#### Exercise goal:
Restate, word for word, the run of lines that starts at the line containing "Transcribe this image's" and ends with the final line of the listing. Leave pictures out.

#### Excerpted data:
* START *
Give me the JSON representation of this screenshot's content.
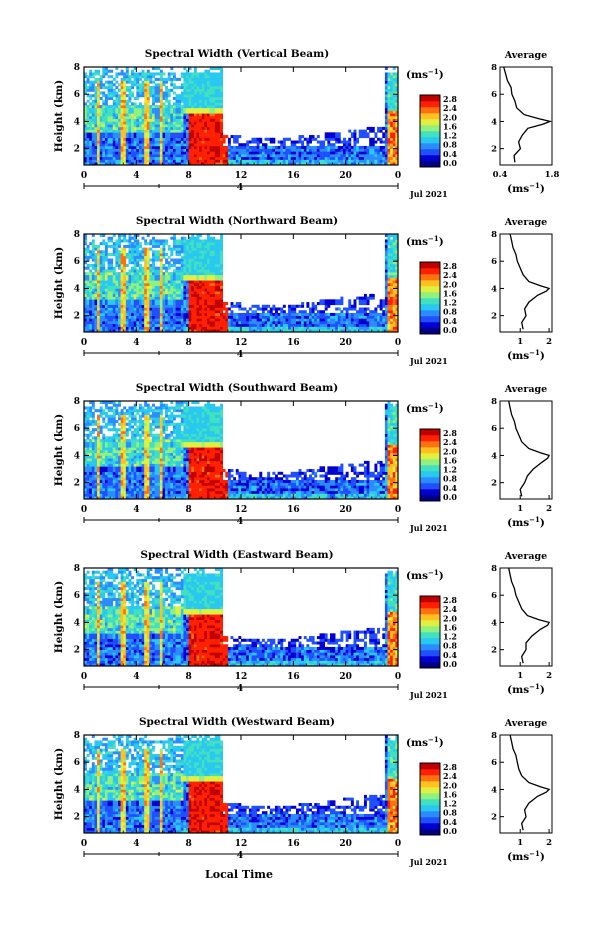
{
  "figure": {
    "xlabel": "Local Time",
    "date_label": "Jul 2021",
    "day_label": "4",
    "height_ylabel": "Height (km)",
    "avg_title": "Average",
    "unit_label": "(ms",
    "unit_exp": "−1",
    "unit_close": ")",
    "colormap": [
      "#ffffff",
      "#000080",
      "#0000d0",
      "#1f4fff",
      "#2a8cff",
      "#28c8f0",
      "#40e0c0",
      "#90f080",
      "#e0f040",
      "#ffc020",
      "#ff7010",
      "#ff2000",
      "#c00000"
    ]
  },
  "chart_data": [
    {
      "type": "heatmap",
      "title": "Spectral Width (Vertical Beam)",
      "xlabel": "Local Time",
      "ylabel": "Height (km)",
      "xlim": [
        0,
        24
      ],
      "ylim": [
        0.8,
        8
      ],
      "xticks": [
        "0",
        "4",
        "8",
        "12",
        "16",
        "20",
        "0"
      ],
      "yticks": [
        "2",
        "4",
        "6",
        "8"
      ],
      "colorbar": {
        "label": "(ms⁻¹)",
        "ticks": [
          "0.0",
          "0.4",
          "0.8",
          "1.2",
          "1.6",
          "2.0",
          "2.4",
          "2.8"
        ],
        "range": [
          0,
          2.8
        ]
      },
      "average_profile": {
        "title": "Average",
        "xlabel": "(ms⁻¹)",
        "xticks": [
          "0.4",
          "1.8"
        ],
        "xlim": [
          0.4,
          1.8
        ],
        "yticks": [
          "2",
          "4",
          "6",
          "8"
        ],
        "ylim": [
          0.8,
          8
        ],
        "height": [
          1.0,
          1.5,
          2.0,
          2.5,
          3.0,
          3.5,
          3.8,
          4.0,
          4.2,
          4.5,
          5.0,
          5.5,
          6.0,
          6.5,
          7.0,
          7.5,
          8.0
        ],
        "value": [
          0.8,
          0.78,
          0.95,
          0.9,
          1.0,
          1.15,
          1.55,
          1.75,
          1.45,
          1.05,
          0.85,
          0.8,
          0.72,
          0.7,
          0.6,
          0.55,
          0.5
        ]
      }
    },
    {
      "type": "heatmap",
      "title": "Spectral Width (Northward Beam)",
      "xlabel": "Local Time",
      "ylabel": "Height (km)",
      "xlim": [
        0,
        24
      ],
      "ylim": [
        0.8,
        8
      ],
      "xticks": [
        "0",
        "4",
        "8",
        "12",
        "16",
        "20",
        "0"
      ],
      "yticks": [
        "2",
        "4",
        "6",
        "8"
      ],
      "colorbar": {
        "label": "(ms⁻¹)",
        "ticks": [
          "0.0",
          "0.4",
          "0.8",
          "1.2",
          "1.6",
          "2.0",
          "2.4",
          "2.8"
        ],
        "range": [
          0,
          2.8
        ]
      },
      "average_profile": {
        "title": "Average",
        "xlabel": "(ms⁻¹)",
        "xticks": [
          "1",
          "2"
        ],
        "xlim": [
          0.3,
          2.1
        ],
        "yticks": [
          "2",
          "4",
          "6",
          "8"
        ],
        "ylim": [
          0.8,
          8
        ],
        "height": [
          1.0,
          1.5,
          2.0,
          2.5,
          3.0,
          3.5,
          3.8,
          4.0,
          4.2,
          4.5,
          5.0,
          5.5,
          6.0,
          6.5,
          7.0,
          7.5,
          8.0
        ],
        "value": [
          1.1,
          1.05,
          1.2,
          1.15,
          1.3,
          1.6,
          1.9,
          2.0,
          1.7,
          1.3,
          1.1,
          1.0,
          0.9,
          0.85,
          0.75,
          0.7,
          0.65
        ]
      }
    },
    {
      "type": "heatmap",
      "title": "Spectral Width (Southward Beam)",
      "xlabel": "Local Time",
      "ylabel": "Height (km)",
      "xlim": [
        0,
        24
      ],
      "ylim": [
        0.8,
        8
      ],
      "xticks": [
        "0",
        "4",
        "8",
        "12",
        "16",
        "20",
        "0"
      ],
      "yticks": [
        "2",
        "4",
        "6",
        "8"
      ],
      "colorbar": {
        "label": "(ms⁻¹)",
        "ticks": [
          "0.0",
          "0.4",
          "0.8",
          "1.2",
          "1.6",
          "2.0",
          "2.4",
          "2.8"
        ],
        "range": [
          0,
          2.8
        ]
      },
      "average_profile": {
        "title": "Average",
        "xlabel": "(ms⁻¹)",
        "xticks": [
          "1",
          "2"
        ],
        "xlim": [
          0.3,
          2.1
        ],
        "yticks": [
          "2",
          "4",
          "6",
          "8"
        ],
        "ylim": [
          0.8,
          8
        ],
        "height": [
          1.0,
          1.5,
          2.0,
          2.5,
          3.0,
          3.5,
          3.8,
          4.0,
          4.2,
          4.5,
          5.0,
          5.5,
          6.0,
          6.5,
          7.0,
          7.5,
          8.0
        ],
        "value": [
          1.05,
          1.0,
          1.15,
          1.25,
          1.45,
          1.75,
          1.95,
          2.0,
          1.7,
          1.3,
          1.05,
          0.95,
          0.85,
          0.8,
          0.7,
          0.65,
          0.6
        ]
      }
    },
    {
      "type": "heatmap",
      "title": "Spectral Width (Eastward Beam)",
      "xlabel": "Local Time",
      "ylabel": "Height (km)",
      "xlim": [
        0,
        24
      ],
      "ylim": [
        0.8,
        8
      ],
      "xticks": [
        "0",
        "4",
        "8",
        "12",
        "16",
        "20",
        "0"
      ],
      "yticks": [
        "2",
        "4",
        "6",
        "8"
      ],
      "colorbar": {
        "label": "(ms⁻¹)",
        "ticks": [
          "0.0",
          "0.4",
          "0.8",
          "1.2",
          "1.6",
          "2.0",
          "2.4",
          "2.8"
        ],
        "range": [
          0,
          2.8
        ]
      },
      "average_profile": {
        "title": "Average",
        "xlabel": "(ms⁻¹)",
        "xticks": [
          "1",
          "2"
        ],
        "xlim": [
          0.3,
          2.1
        ],
        "yticks": [
          "2",
          "4",
          "6",
          "8"
        ],
        "ylim": [
          0.8,
          8
        ],
        "height": [
          1.0,
          1.5,
          2.0,
          2.5,
          3.0,
          3.5,
          3.8,
          4.0,
          4.2,
          4.5,
          5.0,
          5.5,
          6.0,
          6.5,
          7.0,
          7.5,
          8.0
        ],
        "value": [
          1.1,
          1.05,
          1.2,
          1.2,
          1.4,
          1.7,
          1.95,
          2.0,
          1.65,
          1.25,
          1.05,
          0.95,
          0.85,
          0.8,
          0.7,
          0.65,
          0.6
        ]
      }
    },
    {
      "type": "heatmap",
      "title": "Spectral Width (Westward Beam)",
      "xlabel": "Local Time",
      "ylabel": "Height (km)",
      "xlim": [
        0,
        24
      ],
      "ylim": [
        0.8,
        8
      ],
      "xticks": [
        "0",
        "4",
        "8",
        "12",
        "16",
        "20",
        "0"
      ],
      "yticks": [
        "2",
        "4",
        "6",
        "8"
      ],
      "colorbar": {
        "label": "(ms⁻¹)",
        "ticks": [
          "0.0",
          "0.4",
          "0.8",
          "1.2",
          "1.6",
          "2.0",
          "2.4",
          "2.8"
        ],
        "range": [
          0,
          2.8
        ]
      },
      "average_profile": {
        "title": "Average",
        "xlabel": "(ms⁻¹)",
        "xticks": [
          "1",
          "2"
        ],
        "xlim": [
          0.3,
          2.1
        ],
        "yticks": [
          "2",
          "4",
          "6",
          "8"
        ],
        "ylim": [
          0.8,
          8
        ],
        "height": [
          1.0,
          1.5,
          2.0,
          2.5,
          3.0,
          3.5,
          3.8,
          4.0,
          4.2,
          4.5,
          5.0,
          5.5,
          6.0,
          6.5,
          7.0,
          7.5,
          8.0
        ],
        "value": [
          1.1,
          1.05,
          1.2,
          1.15,
          1.3,
          1.6,
          1.9,
          2.0,
          1.7,
          1.3,
          1.05,
          0.95,
          0.9,
          0.85,
          0.75,
          0.7,
          0.65
        ]
      }
    }
  ]
}
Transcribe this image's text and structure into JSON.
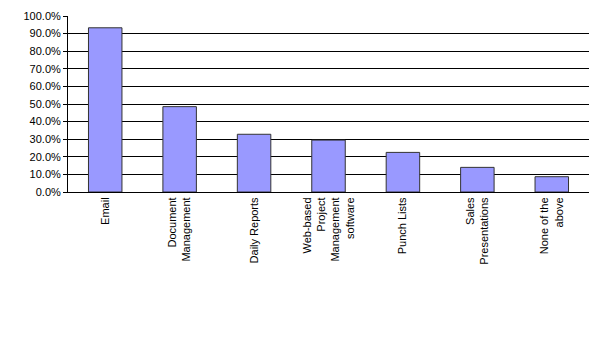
{
  "chart_data": {
    "type": "bar",
    "categories": [
      "Email",
      "Document Management",
      "Daily Reports",
      "Web-based Project Management software",
      "Punch Lists",
      "Sales Presentations",
      "None of the above"
    ],
    "values": [
      93.3,
      48.5,
      32.8,
      29.5,
      22.5,
      14.0,
      8.7
    ],
    "color": "#9999ff",
    "ylim": [
      0,
      100
    ],
    "yticks": [
      {
        "value": 0,
        "label": "0.0%"
      },
      {
        "value": 10,
        "label": "10.0%"
      },
      {
        "value": 20,
        "label": "20.0%"
      },
      {
        "value": 30,
        "label": "30.0%"
      },
      {
        "value": 40,
        "label": "40.0%"
      },
      {
        "value": 50,
        "label": "50.0%"
      },
      {
        "value": 60,
        "label": "60.0%"
      },
      {
        "value": 70,
        "label": "70.0%"
      },
      {
        "value": 80,
        "label": "80.0%"
      },
      {
        "value": 90,
        "label": "90.0%"
      },
      {
        "value": 100,
        "label": "100.0%"
      }
    ],
    "grid": true
  }
}
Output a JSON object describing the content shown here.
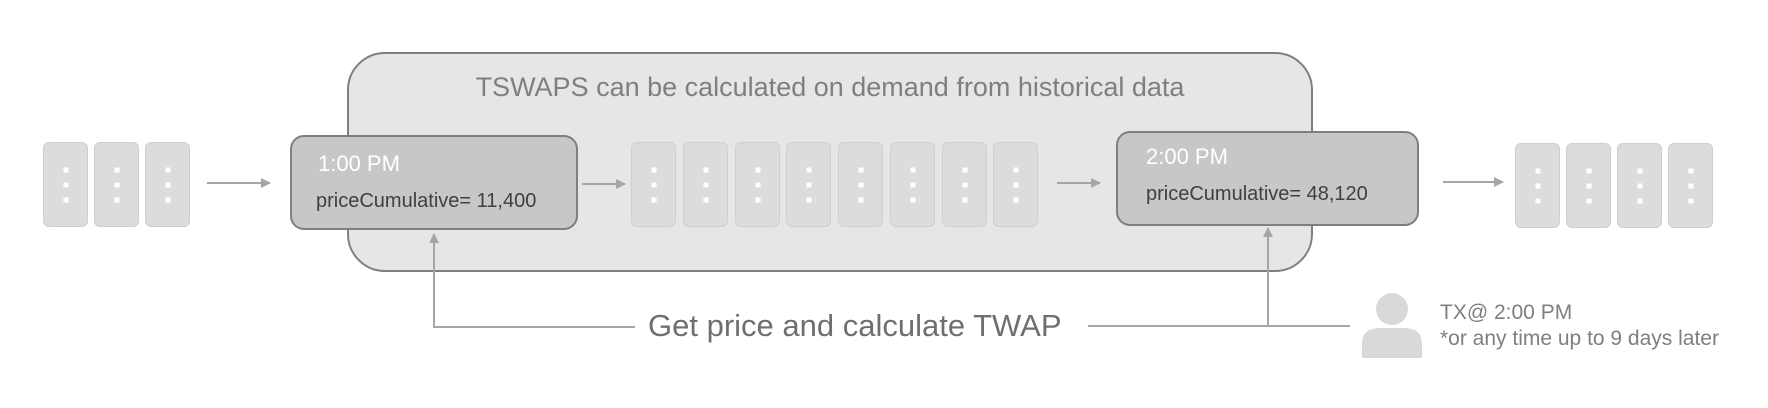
{
  "diagram": {
    "wrapper_title": "TSWAPS can be calculated on demand from historical data",
    "checkpoint_start": {
      "time": "1:00 PM",
      "value": "priceCumulative= 11,400"
    },
    "checkpoint_end": {
      "time": "2:00 PM",
      "value": "priceCumulative= 48,120"
    },
    "caption": "Get price and calculate TWAP",
    "transaction": {
      "line1": "TX@ 2:00 PM",
      "line2": "*or any time up to 9 days later"
    },
    "icons": {
      "user": "user-icon",
      "block": "block-icon",
      "arrow": "arrow-icon"
    },
    "colors": {
      "block": "#dcdcdc",
      "wrapper": "#e6e6e6",
      "checkpoint": "#c8c6c6",
      "line": "#a6a6a6"
    }
  }
}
* END *
#### Answer for the task:
Transcribe this image's text and structure into JSON.
{
  "chart_data": {
    "type": "bar",
    "categories": [
      "Email",
      "Document Management",
      "Daily Reports",
      "Web-based Project Management software",
      "Punch Lists",
      "Sales Presentations",
      "None of the above"
    ],
    "values": [
      93.3,
      48.5,
      32.8,
      29.5,
      22.5,
      14.0,
      8.7
    ],
    "color": "#9999ff",
    "ylim": [
      0,
      100
    ],
    "yticks": [
      {
        "value": 0,
        "label": "0.0%"
      },
      {
        "value": 10,
        "label": "10.0%"
      },
      {
        "value": 20,
        "label": "20.0%"
      },
      {
        "value": 30,
        "label": "30.0%"
      },
      {
        "value": 40,
        "label": "40.0%"
      },
      {
        "value": 50,
        "label": "50.0%"
      },
      {
        "value": 60,
        "label": "60.0%"
      },
      {
        "value": 70,
        "label": "70.0%"
      },
      {
        "value": 80,
        "label": "80.0%"
      },
      {
        "value": 90,
        "label": "90.0%"
      },
      {
        "value": 100,
        "label": "100.0%"
      }
    ],
    "grid": true
  }
}
Output a JSON object describing the content shown here.
{
  "diagram": {
    "wrapper_title": "TSWAPS can be calculated on demand from historical data",
    "checkpoint_start": {
      "time": "1:00 PM",
      "value": "priceCumulative= 11,400"
    },
    "checkpoint_end": {
      "time": "2:00 PM",
      "value": "priceCumulative= 48,120"
    },
    "caption": "Get price and calculate TWAP",
    "transaction": {
      "line1": "TX@ 2:00 PM",
      "line2": "*or any time up to 9 days later"
    },
    "icons": {
      "user": "user-icon",
      "block": "block-icon",
      "arrow": "arrow-icon"
    },
    "colors": {
      "block": "#dcdcdc",
      "wrapper": "#e6e6e6",
      "checkpoint": "#c8c6c6",
      "line": "#a6a6a6"
    }
  }
}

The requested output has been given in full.